WHAT TO PRODUCE
In the listing below, find every line containing "AMBERLEY" and copy it out.
_ _ _ _ _ _ _
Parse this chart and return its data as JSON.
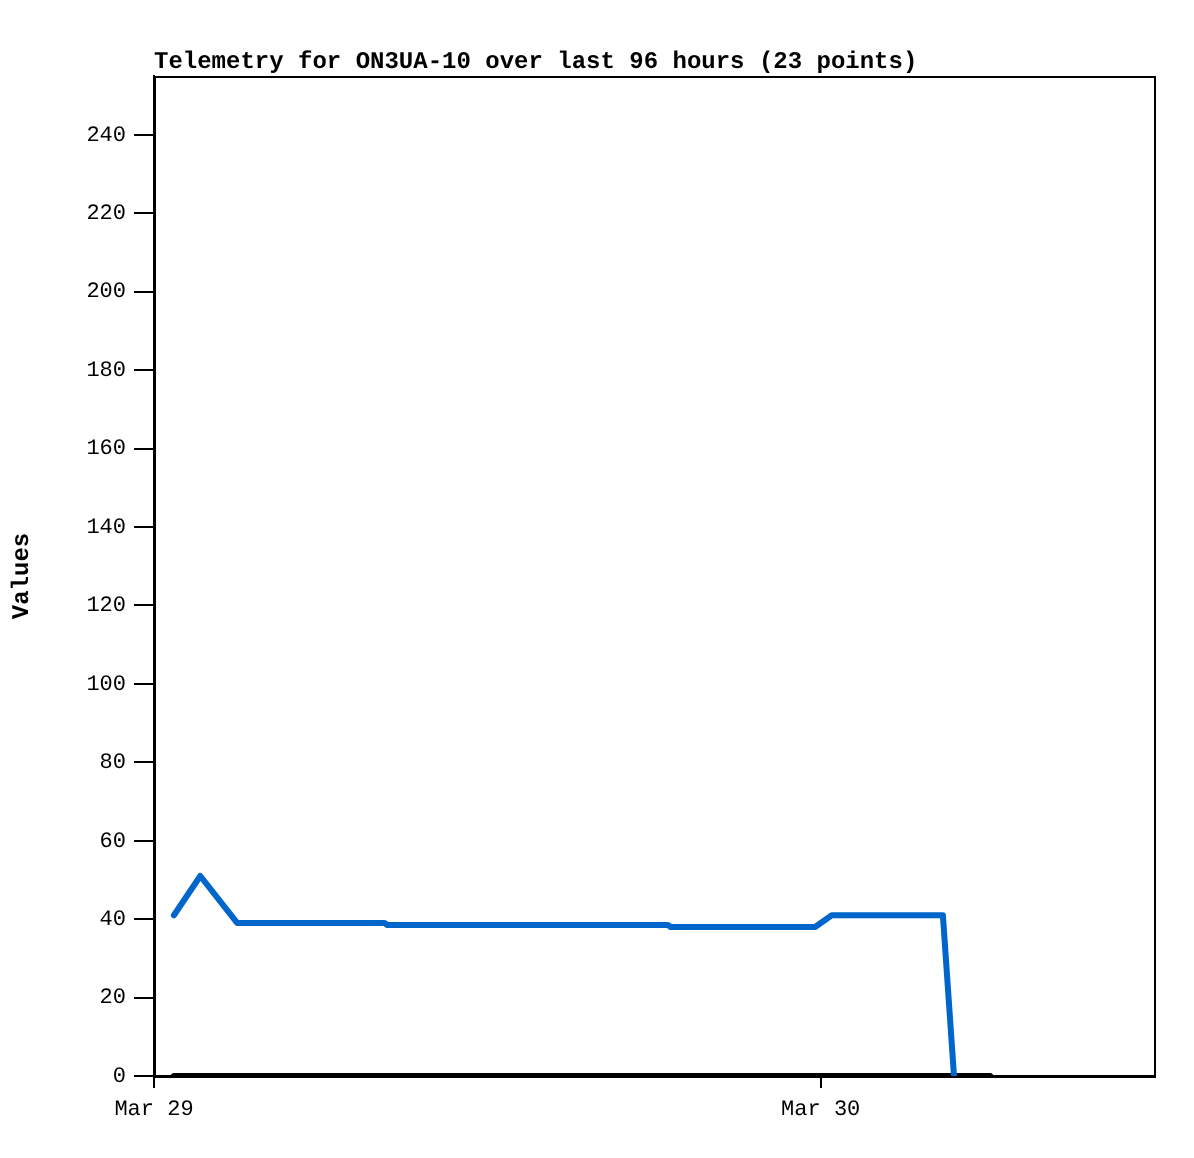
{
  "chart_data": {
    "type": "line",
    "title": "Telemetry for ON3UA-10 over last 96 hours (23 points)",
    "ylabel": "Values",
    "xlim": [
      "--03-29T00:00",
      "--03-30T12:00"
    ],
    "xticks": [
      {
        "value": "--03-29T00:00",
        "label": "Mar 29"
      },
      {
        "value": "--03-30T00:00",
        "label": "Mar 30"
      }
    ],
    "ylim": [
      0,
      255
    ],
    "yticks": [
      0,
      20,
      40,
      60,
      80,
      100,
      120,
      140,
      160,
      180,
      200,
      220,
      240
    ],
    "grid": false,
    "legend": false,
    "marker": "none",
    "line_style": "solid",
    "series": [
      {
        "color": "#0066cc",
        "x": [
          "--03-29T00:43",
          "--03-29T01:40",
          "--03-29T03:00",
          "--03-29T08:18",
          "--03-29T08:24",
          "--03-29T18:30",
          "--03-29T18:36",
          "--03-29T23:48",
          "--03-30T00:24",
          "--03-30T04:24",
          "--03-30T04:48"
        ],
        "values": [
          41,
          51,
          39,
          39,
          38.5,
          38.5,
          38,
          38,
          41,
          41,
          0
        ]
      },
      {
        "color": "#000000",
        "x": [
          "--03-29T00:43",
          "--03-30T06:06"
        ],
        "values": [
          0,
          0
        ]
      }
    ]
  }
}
_ _ _ _ _ _ _
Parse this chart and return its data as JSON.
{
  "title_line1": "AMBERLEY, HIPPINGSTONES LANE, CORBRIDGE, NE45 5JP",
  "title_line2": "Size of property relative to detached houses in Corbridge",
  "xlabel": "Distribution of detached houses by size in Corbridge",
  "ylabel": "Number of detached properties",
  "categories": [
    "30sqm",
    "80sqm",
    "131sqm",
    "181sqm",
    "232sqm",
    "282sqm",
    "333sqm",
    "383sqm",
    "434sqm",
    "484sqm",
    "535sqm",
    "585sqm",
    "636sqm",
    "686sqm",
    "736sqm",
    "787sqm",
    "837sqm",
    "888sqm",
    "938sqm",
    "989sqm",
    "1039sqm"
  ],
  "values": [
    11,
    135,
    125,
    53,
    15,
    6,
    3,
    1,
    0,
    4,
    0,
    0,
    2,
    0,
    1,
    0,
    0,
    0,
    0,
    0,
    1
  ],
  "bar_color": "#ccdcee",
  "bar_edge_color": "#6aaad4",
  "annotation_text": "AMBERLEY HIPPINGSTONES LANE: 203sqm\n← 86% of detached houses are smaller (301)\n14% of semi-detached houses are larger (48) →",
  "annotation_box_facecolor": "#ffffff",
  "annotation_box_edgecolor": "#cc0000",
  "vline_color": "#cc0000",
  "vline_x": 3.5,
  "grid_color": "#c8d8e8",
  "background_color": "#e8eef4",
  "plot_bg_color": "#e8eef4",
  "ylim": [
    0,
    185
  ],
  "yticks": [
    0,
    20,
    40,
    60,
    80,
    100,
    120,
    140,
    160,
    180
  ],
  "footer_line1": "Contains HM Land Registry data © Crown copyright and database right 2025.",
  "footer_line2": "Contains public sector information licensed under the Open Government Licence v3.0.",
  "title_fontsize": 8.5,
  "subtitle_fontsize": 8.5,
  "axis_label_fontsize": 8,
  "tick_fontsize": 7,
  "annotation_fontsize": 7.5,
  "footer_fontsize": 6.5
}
_ _ _ _ _ _ _
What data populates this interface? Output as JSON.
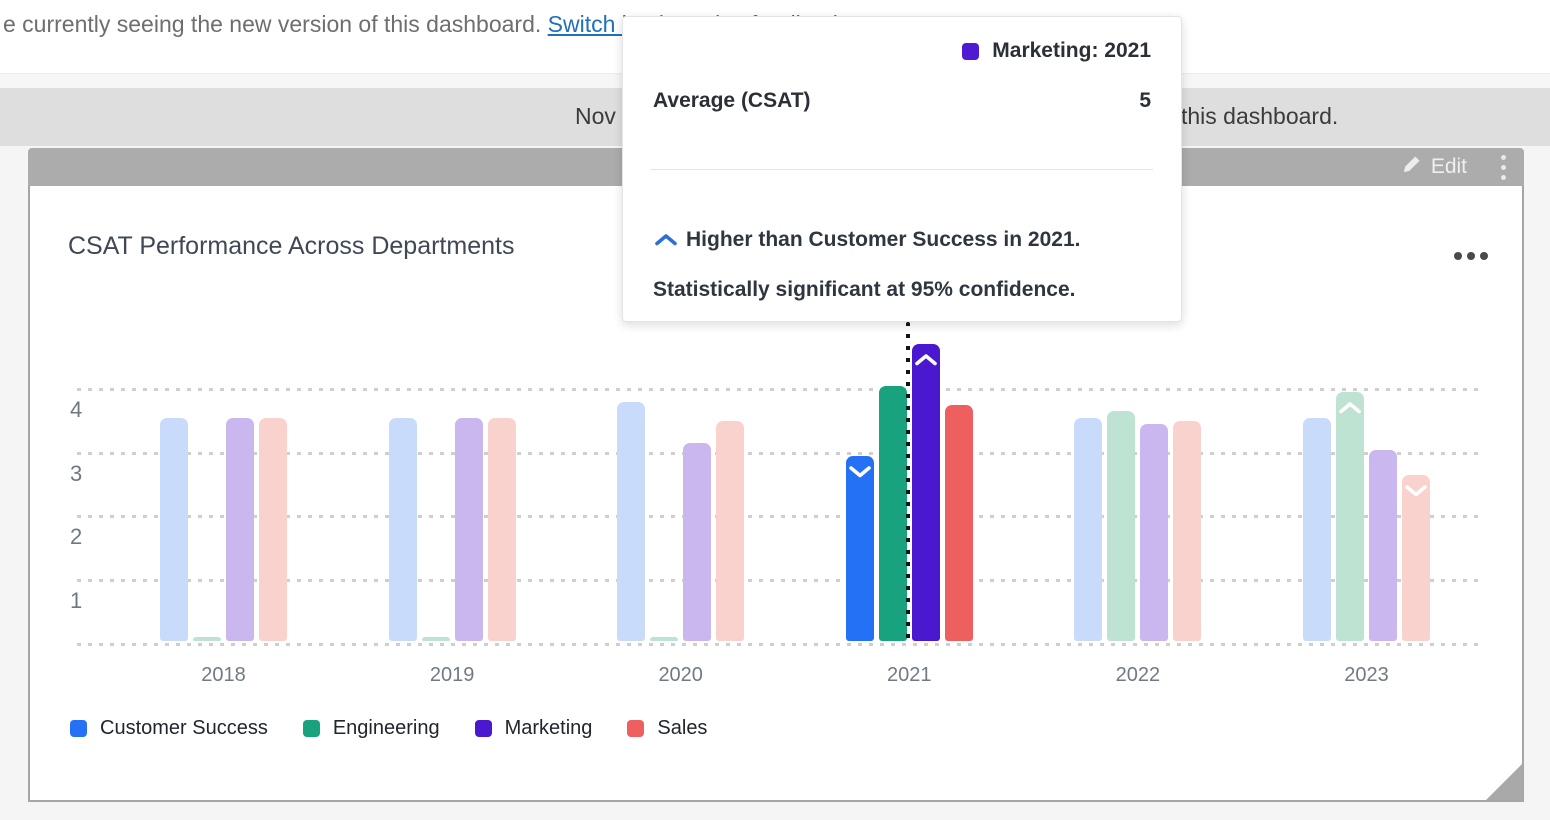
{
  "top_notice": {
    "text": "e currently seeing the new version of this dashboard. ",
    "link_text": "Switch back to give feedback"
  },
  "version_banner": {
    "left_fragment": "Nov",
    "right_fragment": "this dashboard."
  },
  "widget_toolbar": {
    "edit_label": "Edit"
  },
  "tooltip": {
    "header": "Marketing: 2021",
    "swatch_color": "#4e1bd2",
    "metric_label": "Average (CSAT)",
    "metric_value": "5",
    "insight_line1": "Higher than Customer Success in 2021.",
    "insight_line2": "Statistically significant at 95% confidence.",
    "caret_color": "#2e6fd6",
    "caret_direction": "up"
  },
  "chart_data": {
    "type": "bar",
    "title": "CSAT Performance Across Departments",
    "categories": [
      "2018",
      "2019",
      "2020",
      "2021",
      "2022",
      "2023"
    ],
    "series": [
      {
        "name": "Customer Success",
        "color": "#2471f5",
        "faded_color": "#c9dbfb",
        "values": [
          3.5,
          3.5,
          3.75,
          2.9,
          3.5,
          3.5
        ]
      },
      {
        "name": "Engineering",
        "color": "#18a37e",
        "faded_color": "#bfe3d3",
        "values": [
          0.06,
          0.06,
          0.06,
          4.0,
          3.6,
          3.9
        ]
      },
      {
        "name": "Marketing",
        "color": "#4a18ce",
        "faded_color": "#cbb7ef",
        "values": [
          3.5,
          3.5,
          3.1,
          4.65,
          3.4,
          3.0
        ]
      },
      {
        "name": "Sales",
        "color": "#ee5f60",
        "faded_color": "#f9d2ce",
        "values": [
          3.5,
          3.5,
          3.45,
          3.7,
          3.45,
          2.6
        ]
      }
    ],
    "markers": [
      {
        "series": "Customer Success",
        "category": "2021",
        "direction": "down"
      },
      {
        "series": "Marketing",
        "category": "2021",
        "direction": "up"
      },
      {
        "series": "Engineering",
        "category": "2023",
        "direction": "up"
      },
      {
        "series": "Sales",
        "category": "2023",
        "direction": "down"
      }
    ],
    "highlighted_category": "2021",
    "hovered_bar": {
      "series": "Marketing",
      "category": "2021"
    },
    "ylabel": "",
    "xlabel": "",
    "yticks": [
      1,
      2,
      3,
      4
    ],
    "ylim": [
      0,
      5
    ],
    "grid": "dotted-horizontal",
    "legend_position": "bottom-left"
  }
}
_ _ _ _ _ _ _
WRITTEN RESPONSE
  "title_line1": "AMBERLEY, HIPPINGSTONES LANE, CORBRIDGE, NE45 5JP",
  "annotation_text": "AMBERLEY HIPPINGSTONES LANE: 203sqm\n← 86% of detached houses are smaller (301)\n14% of semi-detached houses are larger (48) →",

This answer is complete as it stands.